## EXERCISE
Find and copy lines holding "color".

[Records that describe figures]
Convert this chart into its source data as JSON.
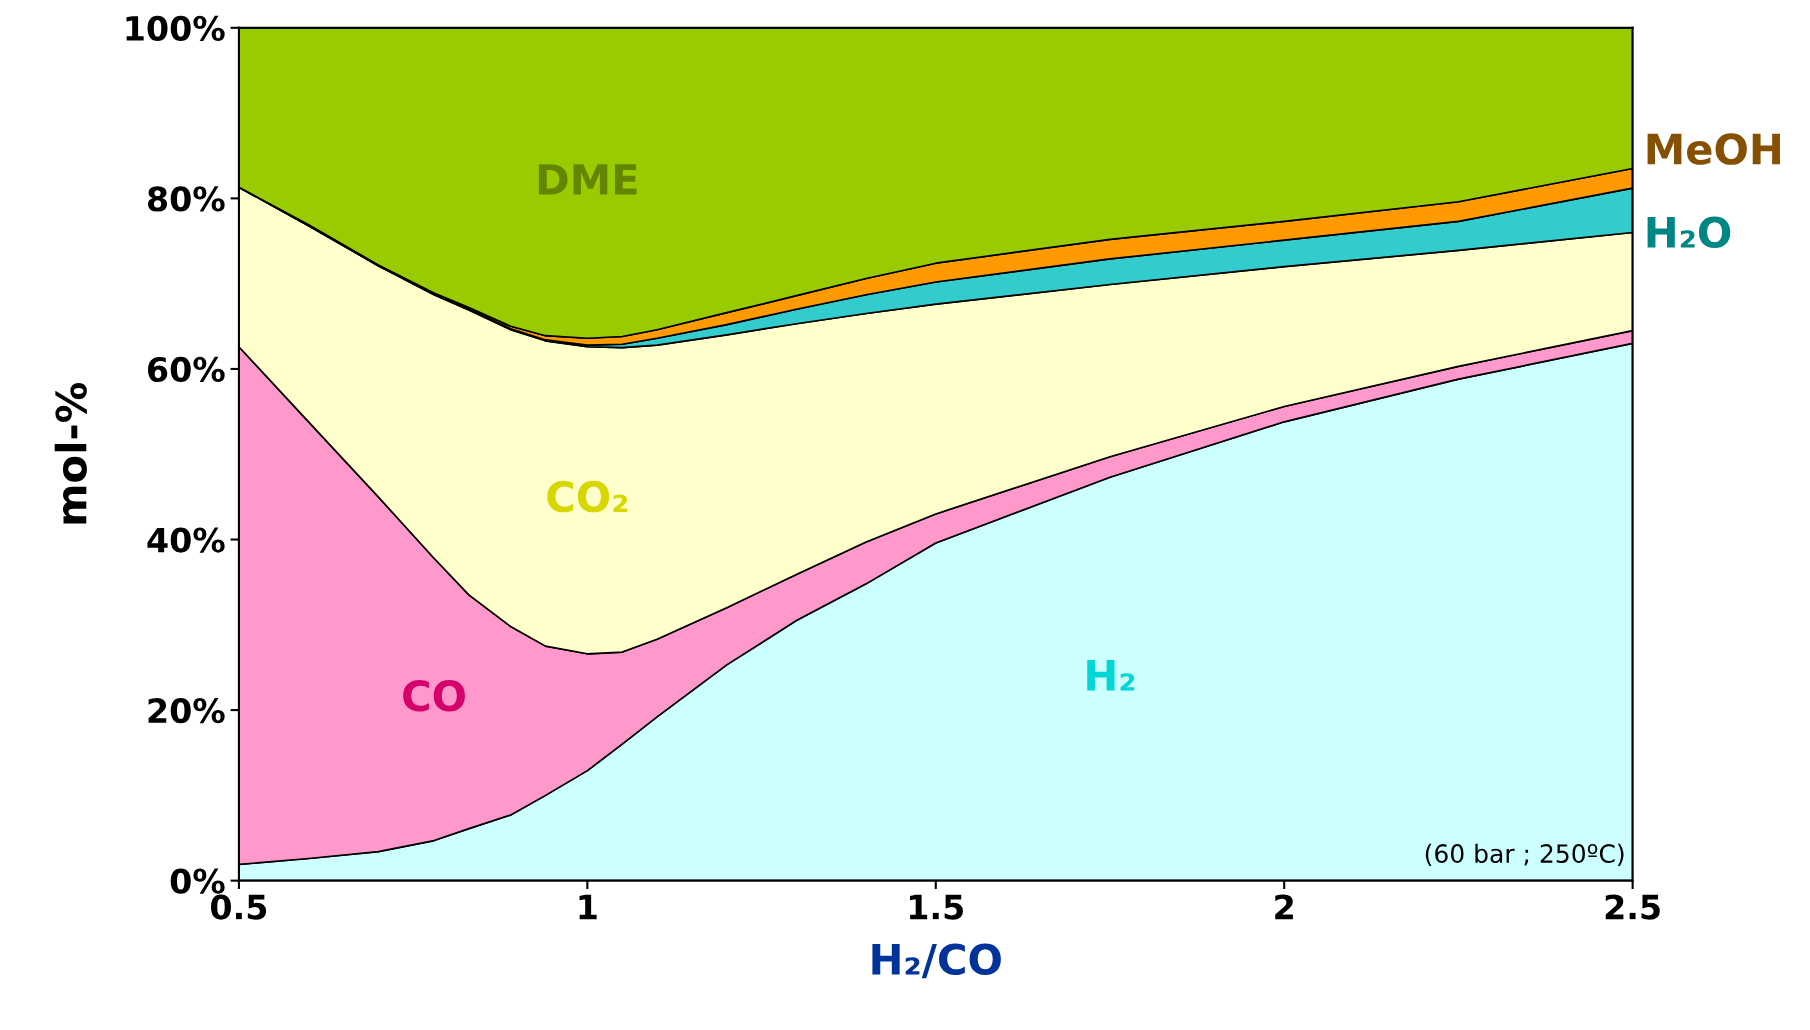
{
  "chart_data": {
    "type": "area",
    "stacked": true,
    "xlabel": "H₂/CO",
    "ylabel": "mol-%",
    "x": [
      0.5,
      0.6,
      0.7,
      0.78,
      0.83,
      0.89,
      0.94,
      1.0,
      1.05,
      1.1,
      1.2,
      1.3,
      1.4,
      1.5,
      1.75,
      2.0,
      2.25,
      2.5
    ],
    "series": [
      {
        "name": "H₂",
        "color": "#ccffff",
        "values": [
          1.9,
          2.6,
          3.4,
          4.7,
          6.1,
          7.7,
          10.0,
          12.9,
          16.0,
          19.2,
          25.3,
          30.5,
          34.8,
          39.6,
          47.3,
          53.8,
          58.8,
          63.0
        ]
      },
      {
        "name": "CO",
        "color": "#ff99cc",
        "values": [
          60.7,
          51.2,
          41.6,
          33.1,
          27.4,
          22.1,
          17.5,
          13.7,
          10.8,
          9.1,
          6.7,
          5.4,
          4.9,
          3.4,
          2.4,
          1.8,
          1.5,
          1.5
        ]
      },
      {
        "name": "CO₂",
        "color": "#ffffcc",
        "values": [
          18.7,
          23.0,
          27.1,
          30.9,
          33.4,
          34.8,
          35.8,
          36.0,
          35.7,
          34.5,
          32.0,
          29.4,
          26.8,
          24.6,
          20.2,
          16.4,
          13.6,
          11.5
        ]
      },
      {
        "name": "H₂O",
        "color": "#33cccc",
        "values": [
          0.0,
          0.0,
          0.0,
          0.1,
          0.1,
          0.1,
          0.1,
          0.2,
          0.4,
          0.8,
          1.2,
          1.7,
          2.2,
          2.6,
          3.0,
          3.1,
          3.4,
          5.2
        ]
      },
      {
        "name": "MeOH",
        "color": "#ff9900",
        "values": [
          0.0,
          0.1,
          0.1,
          0.1,
          0.2,
          0.3,
          0.5,
          0.8,
          0.9,
          1.0,
          1.4,
          1.6,
          1.9,
          2.2,
          2.3,
          2.2,
          2.3,
          2.3
        ]
      },
      {
        "name": "DME",
        "color": "#99cc00",
        "values": [
          18.7,
          23.1,
          27.8,
          31.1,
          32.8,
          35.0,
          36.1,
          36.4,
          36.2,
          35.4,
          33.4,
          31.4,
          29.4,
          27.6,
          24.8,
          22.7,
          20.4,
          16.5
        ]
      }
    ],
    "xlim": [
      0.5,
      2.5
    ],
    "xticks": [
      0.5,
      1,
      1.5,
      2,
      2.5
    ],
    "ylim": [
      0,
      100
    ],
    "yticks": [
      {
        "value": 0,
        "label": "0%"
      },
      {
        "value": 20,
        "label": "20%"
      },
      {
        "value": 40,
        "label": "40%"
      },
      {
        "value": 60,
        "label": "60%"
      },
      {
        "value": 80,
        "label": "80%"
      },
      {
        "value": 100,
        "label": "100%"
      }
    ],
    "grid": false,
    "legend": false,
    "annotations": [
      "(60 bar ; 250ºC)"
    ]
  }
}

## RESULT OF THIS TASK
        "color": "#ccffff",
        "color": "#ff99cc",
        "color": "#ffffcc",
        "color": "#33cccc",
        "color": "#ff9900",
        "color": "#99cc00",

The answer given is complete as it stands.